**TASK REQUIREMENTS:** Restate the full listing word for word and leave the pictures out.
— START OF RECORD SET —
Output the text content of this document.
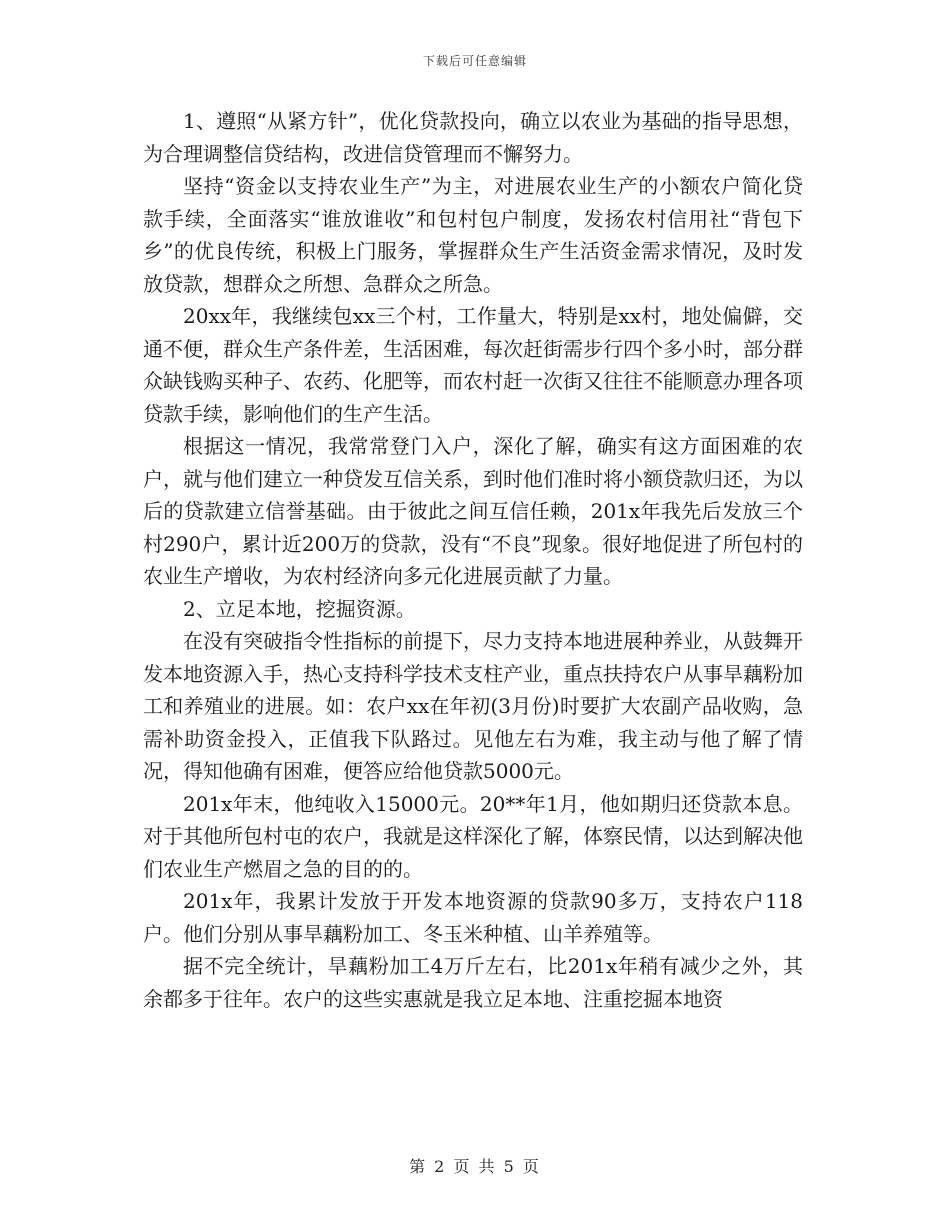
下载后可任意编辑

1、遵照“从紧方针”，优化贷款投向，确立以农业为基础的指导思想，为合理调整信贷结构，改进信贷管理而不懈努力。

坚持“资金以支持农业生产”为主，对进展农业生产的小额农户简化贷款手续，全面落实“谁放谁收”和包村包户制度，发扬农村信用社“背包下乡”的优良传统，积极上门服务，掌握群众生产生活资金需求情况，及时发放贷款，想群众之所想、急群众之所急。

20xx年，我继续包xx三个村，工作量大，特别是xx村，地处偏僻，交通不便，群众生产条件差，生活困难，每次赶街需步行四个多小时，部分群众缺钱购买种子、农药、化肥等，而农村赶一次街又往往不能顺意办理各项贷款手续，影响他们的生产生活。

根据这一情况，我常常登门入户，深化了解，确实有这方面困难的农户，就与他们建立一种贷发互信关系，到时他们准时将小额贷款归还，为以后的贷款建立信誉基础。由于彼此之间互信任赖，201x年我先后发放三个村290户，累计近200万的贷款，没有“不良”现象。很好地促进了所包村的农业生产增收，为农村经济向多元化进展贡献了力量。

2、立足本地，挖掘资源。

在没有突破指令性指标的前提下，尽力支持本地进展种养业，从鼓舞开发本地资源入手，热心支持科学技术支柱产业，重点扶持农户从事旱藕粉加工和养殖业的进展。如：农户xx在年初(3月份)时要扩大农副产品收购，急需补助资金投入，正值我下队路过。见他左右为难，我主动与他了解了情况，得知他确有困难，便答应给他贷款5000元。

201x年末，他纯收入15000元。20**年1月，他如期归还贷款本息。对于其他所包村屯的农户，我就是这样深化了解，体察民情，以达到解决他们农业生产燃眉之急的目的的。

201x年，我累计发放于开发本地资源的贷款90多万，支持农户118户。他们分别从事旱藕粉加工、冬玉米种植、山羊养殖等。

据不完全统计，旱藕粉加工4万斤左右，比201x年稍有减少之外，其余都多于往年。农户的这些实惠就是我立足本地、注重挖掘本地资

第 2 页 共 5 页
— END OF RECORD SET —
**EXERCISE RESPONSE:**
Output the text content of this document.
下载后可任意编辑

1、遵照“从紧方针”，优化贷款投向，确立以农业为基础的指导思想，为合理调整信贷结构，改进信贷管理而不懈努力。

坚持“资金以支持农业生产”为主，对进展农业生产的小额农户简化贷款手续，全面落实“谁放谁收”和包村包户制度，发扬农村信用社“背包下乡”的优良传统，积极上门服务，掌握群众生产生活资金需求情况，及时发放贷款，想群众之所想、急群众之所急。

20xx年，我继续包xx三个村，工作量大，特别是xx村，地处偏僻，交通不便，群众生产条件差，生活困难，每次赶街需步行四个多小时，部分群众缺钱购买种子、农药、化肥等，而农村赶一次街又往往不能顺意办理各项贷款手续，影响他们的生产生活。

根据这一情况，我常常登门入户，深化了解，确实有这方面困难的农户，就与他们建立一种贷发互信关系，到时他们准时将小额贷款归还，为以后的贷款建立信誉基础。由于彼此之间互信任赖，201x年我先后发放三个村290户，累计近200万的贷款，没有“不良”现象。很好地促进了所包村的农业生产增收，为农村经济向多元化进展贡献了力量。

2、立足本地，挖掘资源。

在没有突破指令性指标的前提下，尽力支持本地进展种养业，从鼓舞开发本地资源入手，热心支持科学技术支柱产业，重点扶持农户从事旱藕粉加工和养殖业的进展。如：农户xx在年初(3月份)时要扩大农副产品收购，急需补助资金投入，正值我下队路过。见他左右为难，我主动与他了解了情况，得知他确有困难，便答应给他贷款5000元。

201x年末，他纯收入15000元。20**年1月，他如期归还贷款本息。对于其他所包村屯的农户，我就是这样深化了解，体察民情，以达到解决他们农业生产燃眉之急的目的的。

201x年，我累计发放于开发本地资源的贷款90多万，支持农户118户。他们分别从事旱藕粉加工、冬玉米种植、山羊养殖等。

据不完全统计，旱藕粉加工4万斤左右，比201x年稍有减少之外，其余都多于往年。农户的这些实惠就是我立足本地、注重挖掘本地资

第 2 页 共 5 页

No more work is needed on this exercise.